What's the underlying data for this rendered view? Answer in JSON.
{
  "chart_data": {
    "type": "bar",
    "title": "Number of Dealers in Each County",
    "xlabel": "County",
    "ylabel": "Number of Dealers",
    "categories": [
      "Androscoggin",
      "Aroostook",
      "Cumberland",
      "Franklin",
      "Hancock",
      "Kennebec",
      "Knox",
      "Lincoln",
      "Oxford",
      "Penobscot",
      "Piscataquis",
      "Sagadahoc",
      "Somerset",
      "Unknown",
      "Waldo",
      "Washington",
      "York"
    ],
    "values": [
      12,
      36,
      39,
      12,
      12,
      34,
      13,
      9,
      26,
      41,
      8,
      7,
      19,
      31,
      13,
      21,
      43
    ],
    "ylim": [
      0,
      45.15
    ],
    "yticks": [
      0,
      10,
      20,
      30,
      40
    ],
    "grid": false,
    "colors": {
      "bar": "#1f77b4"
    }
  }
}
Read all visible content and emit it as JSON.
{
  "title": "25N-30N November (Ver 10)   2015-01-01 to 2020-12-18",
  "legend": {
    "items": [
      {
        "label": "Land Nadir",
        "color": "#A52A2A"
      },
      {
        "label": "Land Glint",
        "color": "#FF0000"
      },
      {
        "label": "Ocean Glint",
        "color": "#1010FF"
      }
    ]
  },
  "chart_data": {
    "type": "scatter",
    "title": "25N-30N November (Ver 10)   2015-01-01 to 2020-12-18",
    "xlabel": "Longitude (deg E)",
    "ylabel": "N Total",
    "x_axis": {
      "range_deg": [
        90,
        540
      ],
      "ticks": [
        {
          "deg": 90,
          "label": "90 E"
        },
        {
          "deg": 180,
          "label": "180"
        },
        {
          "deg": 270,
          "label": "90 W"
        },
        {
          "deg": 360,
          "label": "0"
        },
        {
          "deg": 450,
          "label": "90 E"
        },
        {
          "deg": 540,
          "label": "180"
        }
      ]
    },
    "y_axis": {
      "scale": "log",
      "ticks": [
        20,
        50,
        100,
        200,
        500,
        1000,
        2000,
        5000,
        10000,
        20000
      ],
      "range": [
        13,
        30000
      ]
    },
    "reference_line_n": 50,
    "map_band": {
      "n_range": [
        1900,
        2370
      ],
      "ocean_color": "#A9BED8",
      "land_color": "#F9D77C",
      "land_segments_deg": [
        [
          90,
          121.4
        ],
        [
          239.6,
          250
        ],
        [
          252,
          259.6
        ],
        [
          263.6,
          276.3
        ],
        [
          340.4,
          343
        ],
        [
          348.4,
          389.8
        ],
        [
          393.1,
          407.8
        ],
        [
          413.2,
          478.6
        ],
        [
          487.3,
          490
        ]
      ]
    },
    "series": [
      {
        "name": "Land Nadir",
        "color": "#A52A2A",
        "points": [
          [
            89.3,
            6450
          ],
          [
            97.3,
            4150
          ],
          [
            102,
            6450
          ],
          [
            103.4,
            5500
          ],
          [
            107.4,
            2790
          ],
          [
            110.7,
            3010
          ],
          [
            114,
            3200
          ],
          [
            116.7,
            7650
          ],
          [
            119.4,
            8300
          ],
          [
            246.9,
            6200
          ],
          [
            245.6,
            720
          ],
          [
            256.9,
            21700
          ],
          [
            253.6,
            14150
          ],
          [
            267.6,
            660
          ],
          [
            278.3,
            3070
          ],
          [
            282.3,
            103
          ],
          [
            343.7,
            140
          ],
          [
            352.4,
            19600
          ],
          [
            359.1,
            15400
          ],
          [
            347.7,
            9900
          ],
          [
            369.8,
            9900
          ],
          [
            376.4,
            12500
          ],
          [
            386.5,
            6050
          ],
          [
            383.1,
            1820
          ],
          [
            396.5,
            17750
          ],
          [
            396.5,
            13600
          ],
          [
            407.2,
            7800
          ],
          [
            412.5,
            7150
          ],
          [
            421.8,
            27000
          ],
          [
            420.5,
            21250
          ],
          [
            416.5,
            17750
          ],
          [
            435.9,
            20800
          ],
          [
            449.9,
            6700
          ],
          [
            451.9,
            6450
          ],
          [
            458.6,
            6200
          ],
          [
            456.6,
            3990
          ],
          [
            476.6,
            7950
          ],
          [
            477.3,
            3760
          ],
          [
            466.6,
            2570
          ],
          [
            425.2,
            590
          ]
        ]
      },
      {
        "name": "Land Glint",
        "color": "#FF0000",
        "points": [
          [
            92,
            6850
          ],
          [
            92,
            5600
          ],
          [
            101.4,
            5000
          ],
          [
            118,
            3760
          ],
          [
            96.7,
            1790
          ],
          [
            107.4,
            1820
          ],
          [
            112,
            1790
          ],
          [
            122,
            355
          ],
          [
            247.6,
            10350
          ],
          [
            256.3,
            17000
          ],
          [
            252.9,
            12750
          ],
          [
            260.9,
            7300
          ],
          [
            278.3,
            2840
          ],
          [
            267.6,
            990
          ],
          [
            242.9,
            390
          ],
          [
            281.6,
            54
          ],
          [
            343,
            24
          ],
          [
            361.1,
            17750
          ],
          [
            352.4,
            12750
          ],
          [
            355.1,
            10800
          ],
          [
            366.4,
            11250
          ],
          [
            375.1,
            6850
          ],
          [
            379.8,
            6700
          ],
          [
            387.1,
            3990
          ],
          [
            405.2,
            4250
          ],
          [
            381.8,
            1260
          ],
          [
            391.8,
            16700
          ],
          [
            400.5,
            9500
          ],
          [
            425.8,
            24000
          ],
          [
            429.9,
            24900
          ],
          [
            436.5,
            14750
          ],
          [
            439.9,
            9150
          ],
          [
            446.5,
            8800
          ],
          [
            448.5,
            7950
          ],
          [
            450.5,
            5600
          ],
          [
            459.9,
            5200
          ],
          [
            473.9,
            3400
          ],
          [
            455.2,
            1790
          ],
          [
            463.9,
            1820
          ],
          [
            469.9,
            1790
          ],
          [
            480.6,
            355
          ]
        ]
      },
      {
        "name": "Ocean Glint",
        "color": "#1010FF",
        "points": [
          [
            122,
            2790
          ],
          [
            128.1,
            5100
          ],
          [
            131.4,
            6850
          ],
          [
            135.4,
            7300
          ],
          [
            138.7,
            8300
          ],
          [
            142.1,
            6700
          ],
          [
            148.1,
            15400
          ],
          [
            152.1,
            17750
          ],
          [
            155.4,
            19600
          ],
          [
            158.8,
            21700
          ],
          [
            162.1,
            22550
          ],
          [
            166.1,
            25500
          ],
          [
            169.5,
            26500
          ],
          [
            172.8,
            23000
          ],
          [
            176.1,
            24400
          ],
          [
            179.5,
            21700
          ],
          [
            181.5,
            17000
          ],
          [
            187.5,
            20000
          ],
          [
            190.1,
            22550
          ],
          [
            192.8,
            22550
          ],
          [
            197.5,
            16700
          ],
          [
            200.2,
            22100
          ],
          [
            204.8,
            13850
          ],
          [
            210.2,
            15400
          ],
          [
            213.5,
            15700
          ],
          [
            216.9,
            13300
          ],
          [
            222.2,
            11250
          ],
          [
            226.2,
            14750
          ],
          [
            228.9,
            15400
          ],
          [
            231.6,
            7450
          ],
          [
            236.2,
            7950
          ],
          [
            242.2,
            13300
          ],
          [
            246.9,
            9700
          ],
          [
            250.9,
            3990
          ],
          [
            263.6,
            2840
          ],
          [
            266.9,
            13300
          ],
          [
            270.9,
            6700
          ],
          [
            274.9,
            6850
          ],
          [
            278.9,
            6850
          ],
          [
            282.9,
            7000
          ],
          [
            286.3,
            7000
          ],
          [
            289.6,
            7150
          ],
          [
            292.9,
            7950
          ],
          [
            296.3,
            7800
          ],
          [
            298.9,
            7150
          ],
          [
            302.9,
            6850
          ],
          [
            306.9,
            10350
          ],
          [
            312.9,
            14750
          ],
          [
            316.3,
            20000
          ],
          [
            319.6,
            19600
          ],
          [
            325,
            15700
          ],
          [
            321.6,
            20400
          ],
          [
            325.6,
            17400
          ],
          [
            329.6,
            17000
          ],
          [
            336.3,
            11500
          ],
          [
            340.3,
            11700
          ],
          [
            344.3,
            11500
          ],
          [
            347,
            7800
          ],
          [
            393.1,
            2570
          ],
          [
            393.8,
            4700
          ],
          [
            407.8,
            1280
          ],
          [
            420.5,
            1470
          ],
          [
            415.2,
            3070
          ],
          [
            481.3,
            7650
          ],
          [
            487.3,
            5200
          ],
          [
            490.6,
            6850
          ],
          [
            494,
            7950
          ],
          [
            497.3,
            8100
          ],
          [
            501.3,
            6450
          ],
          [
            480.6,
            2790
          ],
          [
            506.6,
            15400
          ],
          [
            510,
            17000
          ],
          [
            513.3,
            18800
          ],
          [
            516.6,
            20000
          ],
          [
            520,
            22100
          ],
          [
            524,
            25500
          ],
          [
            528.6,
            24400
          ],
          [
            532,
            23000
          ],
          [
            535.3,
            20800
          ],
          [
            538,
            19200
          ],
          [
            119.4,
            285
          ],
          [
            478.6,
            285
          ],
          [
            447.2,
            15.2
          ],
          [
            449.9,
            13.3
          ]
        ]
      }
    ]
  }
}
════
## Stated goal
Gather up every line in the data above that contains the word "name", copying each one.

## Reply to the task
        "name": "Land Nadir",
        "name": "Land Glint",
        "name": "Ocean Glint",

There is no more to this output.